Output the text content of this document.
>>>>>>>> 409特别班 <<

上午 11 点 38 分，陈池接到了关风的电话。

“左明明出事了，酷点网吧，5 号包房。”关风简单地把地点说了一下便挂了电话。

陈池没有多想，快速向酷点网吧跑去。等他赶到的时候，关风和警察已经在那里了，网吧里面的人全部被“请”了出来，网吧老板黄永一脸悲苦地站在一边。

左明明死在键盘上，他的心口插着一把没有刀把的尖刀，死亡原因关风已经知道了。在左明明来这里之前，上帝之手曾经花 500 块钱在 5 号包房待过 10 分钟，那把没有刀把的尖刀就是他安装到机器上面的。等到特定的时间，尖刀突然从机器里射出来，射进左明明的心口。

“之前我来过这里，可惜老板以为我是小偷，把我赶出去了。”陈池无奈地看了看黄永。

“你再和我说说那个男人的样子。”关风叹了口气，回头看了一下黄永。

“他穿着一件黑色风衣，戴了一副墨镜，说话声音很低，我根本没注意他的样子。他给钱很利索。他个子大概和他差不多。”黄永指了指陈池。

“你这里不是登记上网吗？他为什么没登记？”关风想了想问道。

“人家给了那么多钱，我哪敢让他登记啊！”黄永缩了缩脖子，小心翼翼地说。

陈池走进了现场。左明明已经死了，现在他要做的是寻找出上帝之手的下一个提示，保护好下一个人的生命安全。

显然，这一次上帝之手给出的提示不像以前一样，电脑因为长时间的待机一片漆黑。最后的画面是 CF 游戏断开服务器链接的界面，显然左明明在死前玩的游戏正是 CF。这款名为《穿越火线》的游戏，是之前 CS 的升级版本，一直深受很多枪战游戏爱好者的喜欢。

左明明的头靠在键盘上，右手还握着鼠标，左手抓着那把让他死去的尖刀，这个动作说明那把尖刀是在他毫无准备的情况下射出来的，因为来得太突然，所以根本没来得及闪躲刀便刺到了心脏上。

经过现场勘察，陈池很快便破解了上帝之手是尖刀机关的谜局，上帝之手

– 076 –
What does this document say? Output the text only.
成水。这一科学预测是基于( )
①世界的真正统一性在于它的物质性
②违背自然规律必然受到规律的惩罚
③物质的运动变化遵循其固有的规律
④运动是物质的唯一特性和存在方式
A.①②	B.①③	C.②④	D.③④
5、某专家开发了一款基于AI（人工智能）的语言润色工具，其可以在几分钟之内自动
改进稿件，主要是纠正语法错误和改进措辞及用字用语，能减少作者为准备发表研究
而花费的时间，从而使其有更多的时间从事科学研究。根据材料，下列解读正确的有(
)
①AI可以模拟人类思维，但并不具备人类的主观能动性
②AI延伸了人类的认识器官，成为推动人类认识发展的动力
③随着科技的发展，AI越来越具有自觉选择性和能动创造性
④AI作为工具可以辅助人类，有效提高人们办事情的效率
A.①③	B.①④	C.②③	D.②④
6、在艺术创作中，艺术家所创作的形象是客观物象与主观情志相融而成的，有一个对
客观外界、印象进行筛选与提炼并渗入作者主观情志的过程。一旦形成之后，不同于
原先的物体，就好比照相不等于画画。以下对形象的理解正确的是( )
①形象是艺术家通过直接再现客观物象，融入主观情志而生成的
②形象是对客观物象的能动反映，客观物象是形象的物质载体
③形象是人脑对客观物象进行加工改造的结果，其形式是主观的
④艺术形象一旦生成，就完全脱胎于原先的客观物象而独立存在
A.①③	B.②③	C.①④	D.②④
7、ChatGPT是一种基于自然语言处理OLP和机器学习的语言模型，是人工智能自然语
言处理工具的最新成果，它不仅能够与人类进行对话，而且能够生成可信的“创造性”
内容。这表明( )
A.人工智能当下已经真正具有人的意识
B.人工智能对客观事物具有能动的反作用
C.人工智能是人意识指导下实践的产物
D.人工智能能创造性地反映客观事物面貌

**REQUIRED TASK:**
Gather every line from the listing above in which "document" appears, and copy those lines.

**TASK ANSWER:**
Output the text content of this document.
What does this document say? Output the text only.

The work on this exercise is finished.